▸ Supplied entries
Start

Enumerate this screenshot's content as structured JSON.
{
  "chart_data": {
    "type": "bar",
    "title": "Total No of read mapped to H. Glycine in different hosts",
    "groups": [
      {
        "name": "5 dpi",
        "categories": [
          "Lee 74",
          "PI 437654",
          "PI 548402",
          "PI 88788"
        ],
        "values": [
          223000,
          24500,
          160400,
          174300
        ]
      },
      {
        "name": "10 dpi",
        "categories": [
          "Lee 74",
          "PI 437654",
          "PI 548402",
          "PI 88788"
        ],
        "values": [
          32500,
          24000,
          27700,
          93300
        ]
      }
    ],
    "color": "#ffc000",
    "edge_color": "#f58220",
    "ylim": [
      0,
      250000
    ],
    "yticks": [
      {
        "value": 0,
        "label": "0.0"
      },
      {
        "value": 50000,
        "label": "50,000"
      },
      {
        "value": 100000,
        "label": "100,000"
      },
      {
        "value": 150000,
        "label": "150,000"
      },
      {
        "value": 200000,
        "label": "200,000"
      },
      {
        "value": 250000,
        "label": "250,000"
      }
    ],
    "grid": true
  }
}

End

▸ Exercise instructions
Copy all of the data. Keep every word exactly as it is.

▸ Written reply
Enumerate this screenshot's content as structured JSON.
{
  "chart_data": {
    "type": "bar",
    "title": "Total No of read mapped to H. Glycine in different hosts",
    "groups": [
      {
        "name": "5 dpi",
        "categories": [
          "Lee 74",
          "PI 437654",
          "PI 548402",
          "PI 88788"
        ],
        "values": [
          223000,
          24500,
          160400,
          174300
        ]
      },
      {
        "name": "10 dpi",
        "categories": [
          "Lee 74",
          "PI 437654",
          "PI 548402",
          "PI 88788"
        ],
        "values": [
          32500,
          24000,
          27700,
          93300
        ]
      }
    ],
    "color": "#ffc000",
    "edge_color": "#f58220",
    "ylim": [
      0,
      250000
    ],
    "yticks": [
      {
        "value": 0,
        "label": "0.0"
      },
      {
        "value": 50000,
        "label": "50,000"
      },
      {
        "value": 100000,
        "label": "100,000"
      },
      {
        "value": 150000,
        "label": "150,000"
      },
      {
        "value": 200000,
        "label": "200,000"
      },
      {
        "value": 250000,
        "label": "250,000"
      }
    ],
    "grid": true
  }
}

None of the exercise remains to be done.